Job: Here are some records; quote them exactly, leaving out the pictures.

[Dataset records on visual material]
◇ ◇ ◇ ◇

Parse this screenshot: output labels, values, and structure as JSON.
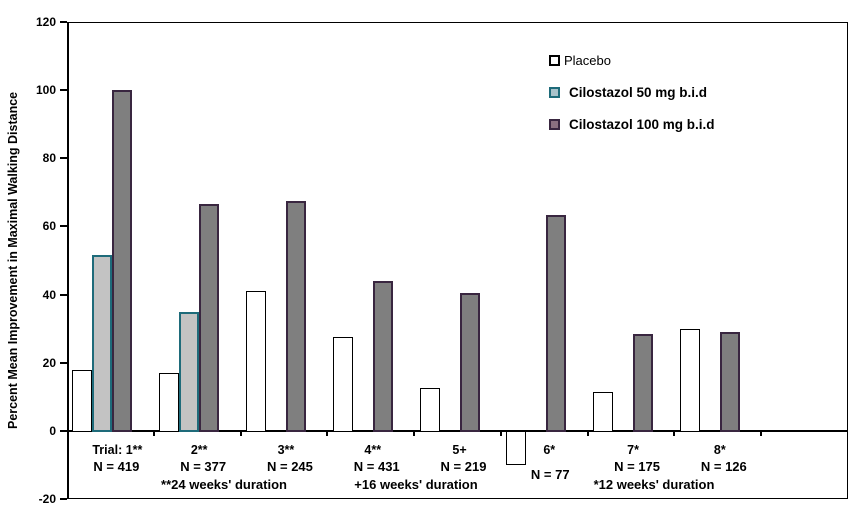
{
  "chart_data": {
    "type": "bar",
    "title": "",
    "ylabel": "Percent Mean Improvement in Maximal Walking Distance",
    "xlabel": "",
    "ylim": [
      -20,
      120
    ],
    "yticks": [
      120,
      100,
      80,
      60,
      40,
      20,
      0,
      -20
    ],
    "grid": false,
    "legend_position": "top-right-inside",
    "categories": [
      "Trial: 1**",
      "2**",
      "3**",
      "4**",
      "5+",
      "6*",
      "7*",
      "8*"
    ],
    "n_labels": [
      "N = 419",
      "N = 377",
      "N = 245",
      "N = 431",
      "N = 219",
      "N = 77",
      "N = 175",
      "N = 126"
    ],
    "duration_footnotes": [
      "**24 weeks' duration",
      "+16 weeks' duration",
      "*12 weeks' duration"
    ],
    "series": [
      {
        "name": "Placebo",
        "key": "placebo",
        "fill": "#ffffff",
        "border": "#000000",
        "values": [
          18,
          17,
          41,
          27.5,
          12.5,
          -10,
          11.5,
          30
        ]
      },
      {
        "name": "Cilostazol 50 mg b.i.d",
        "key": "cilostazol-50",
        "fill": "#c3c3c3",
        "border": "#1e6b7a",
        "values": [
          51.5,
          35,
          null,
          null,
          null,
          null,
          null,
          null
        ]
      },
      {
        "name": "Cilostazol 100 mg b.i.d",
        "key": "cilostazol-100",
        "fill": "#7f7f7f",
        "border": "#392640",
        "values": [
          100,
          66.5,
          67.5,
          44,
          40.5,
          63.5,
          28.5,
          29
        ]
      }
    ]
  },
  "legend": {
    "items": [
      {
        "label": "Placebo",
        "swatch_fill": "#ffffff",
        "swatch_border": "#000000"
      },
      {
        "label": "Cilostazol 50 mg b.i.d",
        "swatch_fill": "#a9c3cb",
        "swatch_border": "#1e6b7a"
      },
      {
        "label": "Cilostazol 100 mg b.i.d",
        "swatch_fill": "#8b7080",
        "swatch_border": "#392640"
      }
    ]
  },
  "colors": {
    "axis": "#000000",
    "background": "#ffffff",
    "placebo_fill": "#ffffff",
    "cilostazol50_fill": "#c3c3c3",
    "cilostazol50_border": "#1e6b7a",
    "cilostazol100_fill": "#7f7f7f",
    "cilostazol100_border": "#392640"
  }
}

◇ ◇ ◇ ◇

Full answer:
Parse this screenshot: output labels, values, and structure as JSON.
{
  "chart_data": {
    "type": "bar",
    "title": "",
    "ylabel": "Percent Mean Improvement in Maximal Walking Distance",
    "xlabel": "",
    "ylim": [
      -20,
      120
    ],
    "yticks": [
      120,
      100,
      80,
      60,
      40,
      20,
      0,
      -20
    ],
    "grid": false,
    "legend_position": "top-right-inside",
    "categories": [
      "Trial: 1**",
      "2**",
      "3**",
      "4**",
      "5+",
      "6*",
      "7*",
      "8*"
    ],
    "n_labels": [
      "N = 419",
      "N = 377",
      "N = 245",
      "N = 431",
      "N = 219",
      "N = 77",
      "N = 175",
      "N = 126"
    ],
    "duration_footnotes": [
      "**24 weeks' duration",
      "+16 weeks' duration",
      "*12 weeks' duration"
    ],
    "series": [
      {
        "name": "Placebo",
        "key": "placebo",
        "fill": "#ffffff",
        "border": "#000000",
        "values": [
          18,
          17,
          41,
          27.5,
          12.5,
          -10,
          11.5,
          30
        ]
      },
      {
        "name": "Cilostazol 50 mg b.i.d",
        "key": "cilostazol-50",
        "fill": "#c3c3c3",
        "border": "#1e6b7a",
        "values": [
          51.5,
          35,
          null,
          null,
          null,
          null,
          null,
          null
        ]
      },
      {
        "name": "Cilostazol 100 mg b.i.d",
        "key": "cilostazol-100",
        "fill": "#7f7f7f",
        "border": "#392640",
        "values": [
          100,
          66.5,
          67.5,
          44,
          40.5,
          63.5,
          28.5,
          29
        ]
      }
    ]
  },
  "legend": {
    "items": [
      {
        "label": "Placebo",
        "swatch_fill": "#ffffff",
        "swatch_border": "#000000"
      },
      {
        "label": "Cilostazol 50 mg b.i.d",
        "swatch_fill": "#a9c3cb",
        "swatch_border": "#1e6b7a"
      },
      {
        "label": "Cilostazol 100 mg b.i.d",
        "swatch_fill": "#8b7080",
        "swatch_border": "#392640"
      }
    ]
  },
  "colors": {
    "axis": "#000000",
    "background": "#ffffff",
    "placebo_fill": "#ffffff",
    "cilostazol50_fill": "#c3c3c3",
    "cilostazol50_border": "#1e6b7a",
    "cilostazol100_fill": "#7f7f7f",
    "cilostazol100_border": "#392640"
  }
}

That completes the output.